## TO DO
Look through the data below. Collect every line where the word "Migration" occurs.

## DATASET ROWS
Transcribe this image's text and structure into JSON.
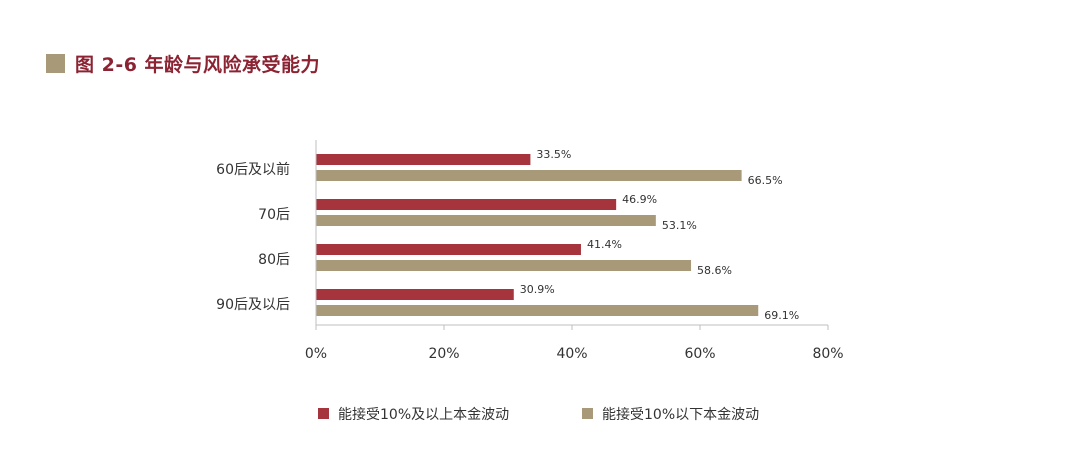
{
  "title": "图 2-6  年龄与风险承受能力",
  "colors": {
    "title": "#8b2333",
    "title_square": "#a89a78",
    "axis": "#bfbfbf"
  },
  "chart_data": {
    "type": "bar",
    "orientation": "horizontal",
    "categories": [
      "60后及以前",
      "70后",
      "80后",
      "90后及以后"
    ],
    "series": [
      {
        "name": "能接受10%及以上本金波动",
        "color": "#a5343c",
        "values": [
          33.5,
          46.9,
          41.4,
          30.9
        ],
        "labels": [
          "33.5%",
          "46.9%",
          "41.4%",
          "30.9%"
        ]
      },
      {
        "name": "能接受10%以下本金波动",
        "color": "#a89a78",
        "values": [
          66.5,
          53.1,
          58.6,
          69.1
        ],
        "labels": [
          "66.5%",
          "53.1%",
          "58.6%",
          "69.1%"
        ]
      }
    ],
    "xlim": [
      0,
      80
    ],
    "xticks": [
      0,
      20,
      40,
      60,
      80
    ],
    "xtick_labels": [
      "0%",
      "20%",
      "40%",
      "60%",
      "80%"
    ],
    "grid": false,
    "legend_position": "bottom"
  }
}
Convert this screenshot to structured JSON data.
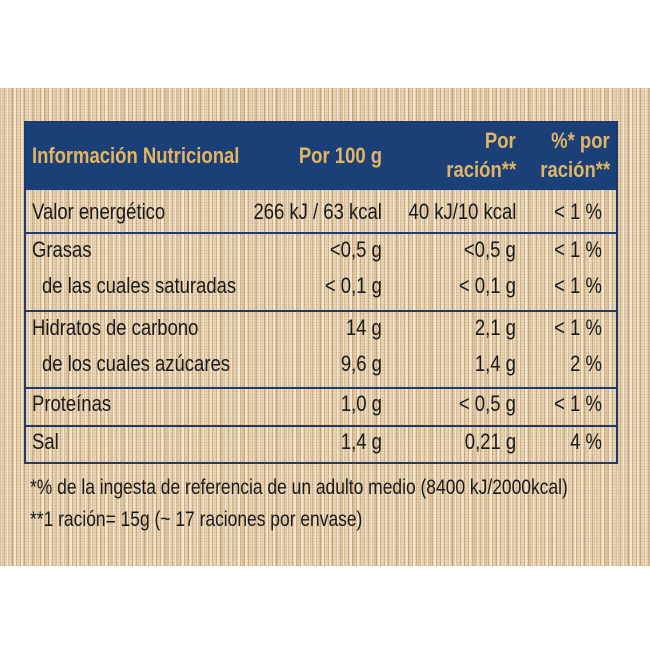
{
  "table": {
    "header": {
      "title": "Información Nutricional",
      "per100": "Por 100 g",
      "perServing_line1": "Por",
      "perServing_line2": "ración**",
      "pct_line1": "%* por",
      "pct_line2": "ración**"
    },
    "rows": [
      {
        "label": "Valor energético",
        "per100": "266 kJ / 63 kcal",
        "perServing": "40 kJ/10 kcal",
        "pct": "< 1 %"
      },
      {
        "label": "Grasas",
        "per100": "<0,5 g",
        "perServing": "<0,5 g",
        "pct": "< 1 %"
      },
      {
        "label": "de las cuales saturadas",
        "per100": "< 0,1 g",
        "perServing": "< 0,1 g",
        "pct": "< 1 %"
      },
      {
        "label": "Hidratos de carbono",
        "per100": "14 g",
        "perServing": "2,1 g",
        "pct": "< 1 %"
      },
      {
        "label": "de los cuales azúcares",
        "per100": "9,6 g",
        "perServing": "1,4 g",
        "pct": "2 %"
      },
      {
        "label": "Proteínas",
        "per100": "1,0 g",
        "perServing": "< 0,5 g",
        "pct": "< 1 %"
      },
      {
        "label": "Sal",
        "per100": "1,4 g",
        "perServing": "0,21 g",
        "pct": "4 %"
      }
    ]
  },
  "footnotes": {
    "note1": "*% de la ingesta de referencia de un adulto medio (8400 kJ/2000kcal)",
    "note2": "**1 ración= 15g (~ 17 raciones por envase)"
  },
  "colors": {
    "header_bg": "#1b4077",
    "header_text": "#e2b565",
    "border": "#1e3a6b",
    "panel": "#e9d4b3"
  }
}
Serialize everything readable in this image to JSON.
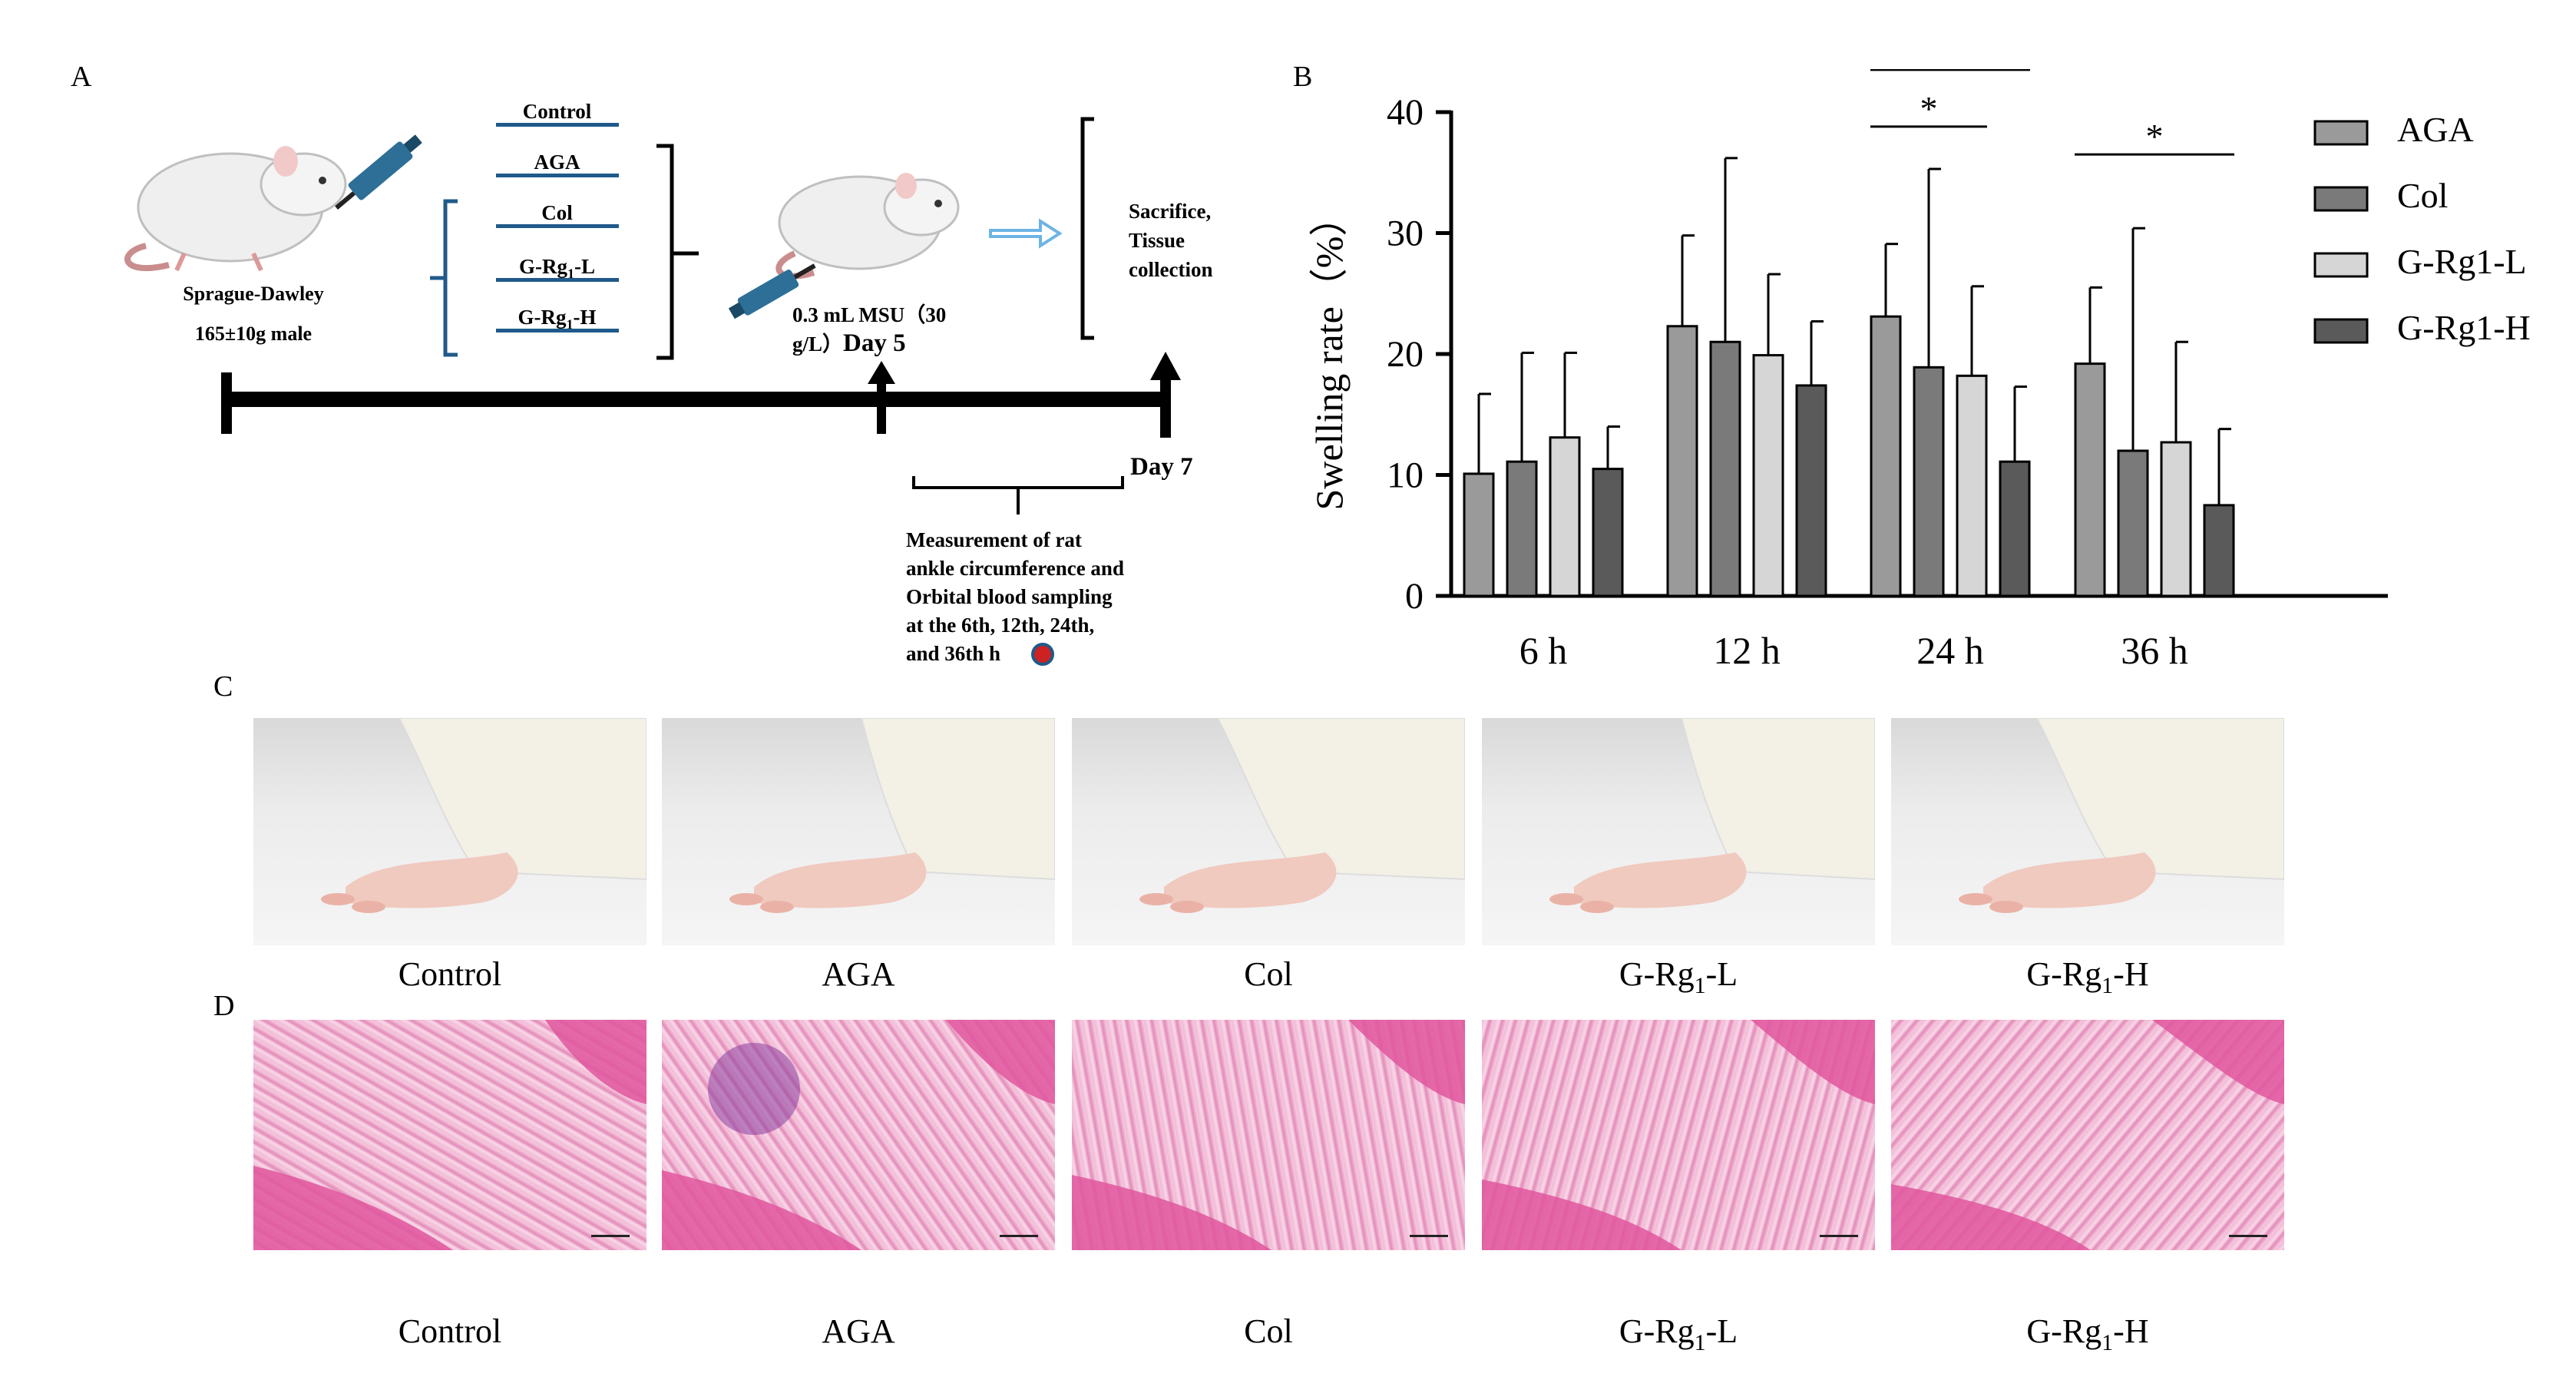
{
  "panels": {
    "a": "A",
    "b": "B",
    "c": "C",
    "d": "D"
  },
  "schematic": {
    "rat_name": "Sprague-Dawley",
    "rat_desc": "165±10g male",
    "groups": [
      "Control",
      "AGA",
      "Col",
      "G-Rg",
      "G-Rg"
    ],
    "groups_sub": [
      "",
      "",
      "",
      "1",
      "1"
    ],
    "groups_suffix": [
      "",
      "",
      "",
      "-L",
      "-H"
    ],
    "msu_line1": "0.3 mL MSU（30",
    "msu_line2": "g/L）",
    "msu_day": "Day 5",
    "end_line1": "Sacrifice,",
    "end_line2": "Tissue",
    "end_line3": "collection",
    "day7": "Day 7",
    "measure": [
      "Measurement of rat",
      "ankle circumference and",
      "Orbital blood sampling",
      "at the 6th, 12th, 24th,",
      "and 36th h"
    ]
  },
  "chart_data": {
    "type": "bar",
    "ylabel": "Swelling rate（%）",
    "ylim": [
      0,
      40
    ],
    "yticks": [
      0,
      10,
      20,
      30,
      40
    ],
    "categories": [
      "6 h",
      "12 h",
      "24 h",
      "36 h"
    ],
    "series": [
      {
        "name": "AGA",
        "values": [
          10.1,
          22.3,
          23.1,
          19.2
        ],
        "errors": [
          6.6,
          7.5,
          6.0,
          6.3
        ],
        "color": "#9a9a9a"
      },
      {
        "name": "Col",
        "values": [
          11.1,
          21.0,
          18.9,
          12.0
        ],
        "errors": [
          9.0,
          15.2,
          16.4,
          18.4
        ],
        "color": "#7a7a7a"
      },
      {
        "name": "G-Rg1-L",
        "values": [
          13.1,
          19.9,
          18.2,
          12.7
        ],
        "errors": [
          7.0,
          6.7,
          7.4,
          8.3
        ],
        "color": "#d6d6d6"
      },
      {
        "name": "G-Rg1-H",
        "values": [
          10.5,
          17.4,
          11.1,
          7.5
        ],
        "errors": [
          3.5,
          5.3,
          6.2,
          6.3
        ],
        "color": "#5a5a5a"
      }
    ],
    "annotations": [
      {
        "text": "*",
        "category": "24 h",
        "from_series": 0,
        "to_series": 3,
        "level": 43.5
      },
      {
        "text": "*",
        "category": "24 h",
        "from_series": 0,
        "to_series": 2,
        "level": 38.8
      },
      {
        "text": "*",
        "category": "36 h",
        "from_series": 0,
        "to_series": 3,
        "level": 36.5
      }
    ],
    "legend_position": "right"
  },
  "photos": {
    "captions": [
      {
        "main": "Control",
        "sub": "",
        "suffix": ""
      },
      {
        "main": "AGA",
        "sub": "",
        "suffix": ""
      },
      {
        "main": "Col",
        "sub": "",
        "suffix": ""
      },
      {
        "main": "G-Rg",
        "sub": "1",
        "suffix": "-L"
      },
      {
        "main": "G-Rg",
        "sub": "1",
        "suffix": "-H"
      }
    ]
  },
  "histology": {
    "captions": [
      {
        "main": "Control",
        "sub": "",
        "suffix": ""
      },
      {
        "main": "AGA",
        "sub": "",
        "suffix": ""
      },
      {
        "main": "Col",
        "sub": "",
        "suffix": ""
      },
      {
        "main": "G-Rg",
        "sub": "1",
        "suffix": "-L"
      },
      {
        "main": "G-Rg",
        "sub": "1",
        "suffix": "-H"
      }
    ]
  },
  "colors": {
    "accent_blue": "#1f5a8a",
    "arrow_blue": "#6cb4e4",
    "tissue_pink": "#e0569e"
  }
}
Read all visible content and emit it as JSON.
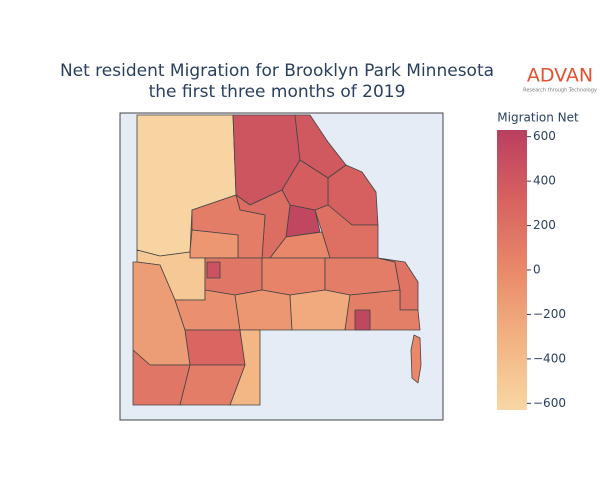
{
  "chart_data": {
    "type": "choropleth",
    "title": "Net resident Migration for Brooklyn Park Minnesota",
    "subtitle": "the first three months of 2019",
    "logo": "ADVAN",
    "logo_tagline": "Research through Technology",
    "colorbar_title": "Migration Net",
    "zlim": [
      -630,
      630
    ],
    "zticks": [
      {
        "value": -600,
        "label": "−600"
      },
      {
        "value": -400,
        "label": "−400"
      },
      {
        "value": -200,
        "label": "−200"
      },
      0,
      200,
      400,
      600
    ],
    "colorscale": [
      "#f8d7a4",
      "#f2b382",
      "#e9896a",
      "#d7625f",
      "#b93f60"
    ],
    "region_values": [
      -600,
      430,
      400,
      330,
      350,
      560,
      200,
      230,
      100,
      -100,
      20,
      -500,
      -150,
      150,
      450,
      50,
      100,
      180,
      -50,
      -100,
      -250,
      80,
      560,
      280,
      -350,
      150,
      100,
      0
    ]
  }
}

## RIGHT ANSWER
    "title": "Net resident Migration for Brooklyn Park Minnesota",
    "colorbar_title": "Migration Net",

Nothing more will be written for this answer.